To do: Pick out each line of the records that includes the string "ريادي", and copy it.

[Begin]

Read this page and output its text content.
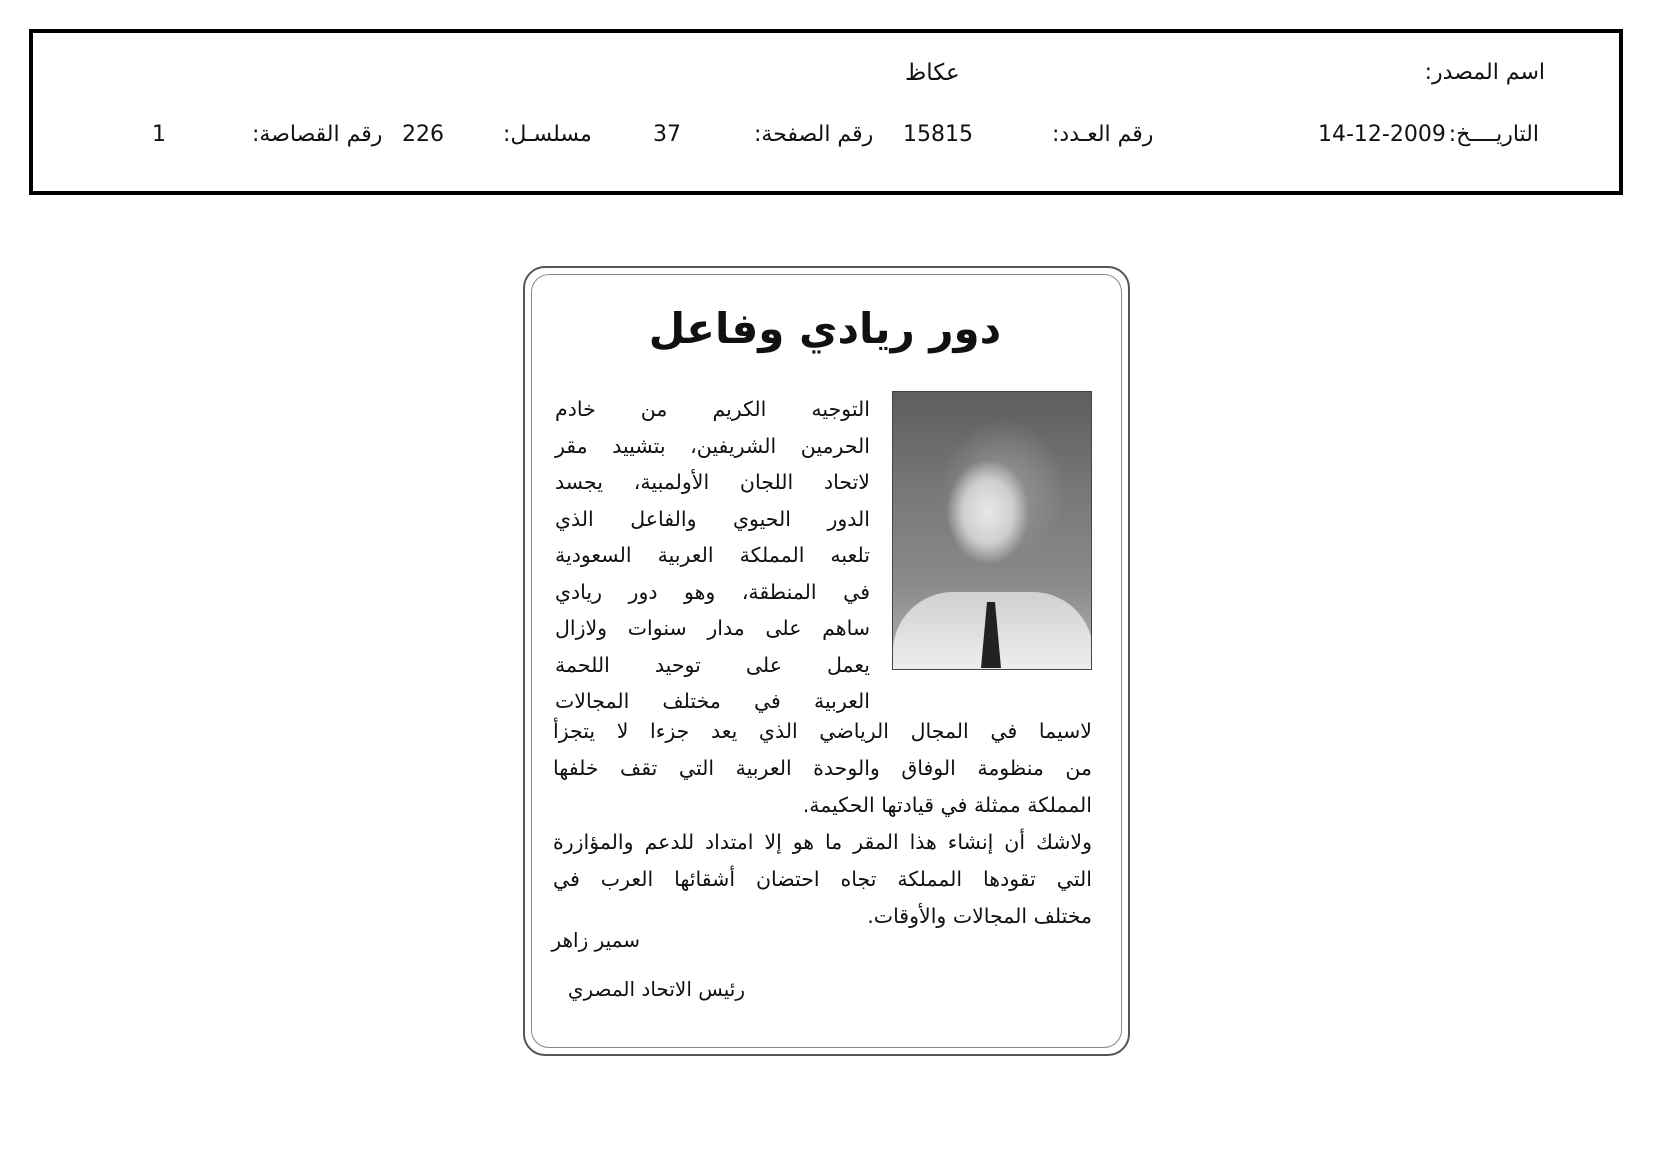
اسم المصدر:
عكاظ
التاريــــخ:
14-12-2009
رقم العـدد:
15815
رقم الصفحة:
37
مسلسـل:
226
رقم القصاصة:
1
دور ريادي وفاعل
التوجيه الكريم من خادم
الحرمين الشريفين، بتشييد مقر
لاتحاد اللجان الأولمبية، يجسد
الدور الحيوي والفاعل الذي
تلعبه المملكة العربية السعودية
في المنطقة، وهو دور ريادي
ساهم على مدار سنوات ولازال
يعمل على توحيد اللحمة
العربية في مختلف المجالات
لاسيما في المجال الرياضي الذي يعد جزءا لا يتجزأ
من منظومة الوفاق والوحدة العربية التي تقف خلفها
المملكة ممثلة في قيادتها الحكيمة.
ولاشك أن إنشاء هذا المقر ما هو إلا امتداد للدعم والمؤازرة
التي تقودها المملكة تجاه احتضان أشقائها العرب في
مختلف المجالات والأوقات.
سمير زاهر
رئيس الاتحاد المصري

[End]

Expected answer:
دور ريادي وفاعل
في المنطقة، وهو دور ريادي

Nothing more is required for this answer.